[Dataset entries on figures]
+++++

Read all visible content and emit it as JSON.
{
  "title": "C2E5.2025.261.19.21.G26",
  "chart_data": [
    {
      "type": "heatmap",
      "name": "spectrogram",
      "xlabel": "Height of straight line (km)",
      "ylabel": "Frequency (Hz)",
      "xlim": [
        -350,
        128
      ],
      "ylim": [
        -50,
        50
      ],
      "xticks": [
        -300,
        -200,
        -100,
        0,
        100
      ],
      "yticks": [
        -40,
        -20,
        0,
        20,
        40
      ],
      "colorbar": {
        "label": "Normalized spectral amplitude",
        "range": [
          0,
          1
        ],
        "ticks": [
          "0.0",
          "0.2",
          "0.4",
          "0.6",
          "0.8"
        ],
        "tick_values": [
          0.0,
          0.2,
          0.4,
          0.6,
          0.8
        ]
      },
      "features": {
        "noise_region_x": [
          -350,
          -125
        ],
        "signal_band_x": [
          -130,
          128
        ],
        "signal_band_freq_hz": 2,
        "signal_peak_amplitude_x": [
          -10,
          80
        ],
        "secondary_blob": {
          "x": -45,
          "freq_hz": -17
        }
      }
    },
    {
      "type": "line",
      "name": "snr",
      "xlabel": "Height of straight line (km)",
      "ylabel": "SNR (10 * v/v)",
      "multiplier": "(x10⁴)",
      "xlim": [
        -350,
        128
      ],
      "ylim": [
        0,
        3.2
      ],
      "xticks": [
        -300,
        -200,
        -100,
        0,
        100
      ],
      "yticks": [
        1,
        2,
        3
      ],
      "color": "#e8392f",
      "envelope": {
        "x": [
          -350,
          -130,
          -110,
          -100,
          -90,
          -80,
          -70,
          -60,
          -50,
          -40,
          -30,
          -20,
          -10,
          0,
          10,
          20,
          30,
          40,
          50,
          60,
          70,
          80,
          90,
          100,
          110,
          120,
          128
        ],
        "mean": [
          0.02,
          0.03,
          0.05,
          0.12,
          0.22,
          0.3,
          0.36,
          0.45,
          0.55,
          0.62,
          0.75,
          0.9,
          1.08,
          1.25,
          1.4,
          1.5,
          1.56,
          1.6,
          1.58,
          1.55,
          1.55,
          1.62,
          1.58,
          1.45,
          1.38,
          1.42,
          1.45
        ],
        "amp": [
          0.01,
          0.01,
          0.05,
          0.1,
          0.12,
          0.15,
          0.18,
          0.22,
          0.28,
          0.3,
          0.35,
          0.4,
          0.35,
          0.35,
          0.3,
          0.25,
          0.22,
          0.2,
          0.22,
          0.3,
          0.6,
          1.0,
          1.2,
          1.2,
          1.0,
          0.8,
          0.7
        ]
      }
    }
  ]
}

+++++

— GOAL OF THE EXERCISE —
In the listing, find each line with the string "ylabel" and copy it.

— WORKED ANSWER —
      "ylabel": "Frequency (Hz)",
      "ylabel": "SNR (10 * v/v)",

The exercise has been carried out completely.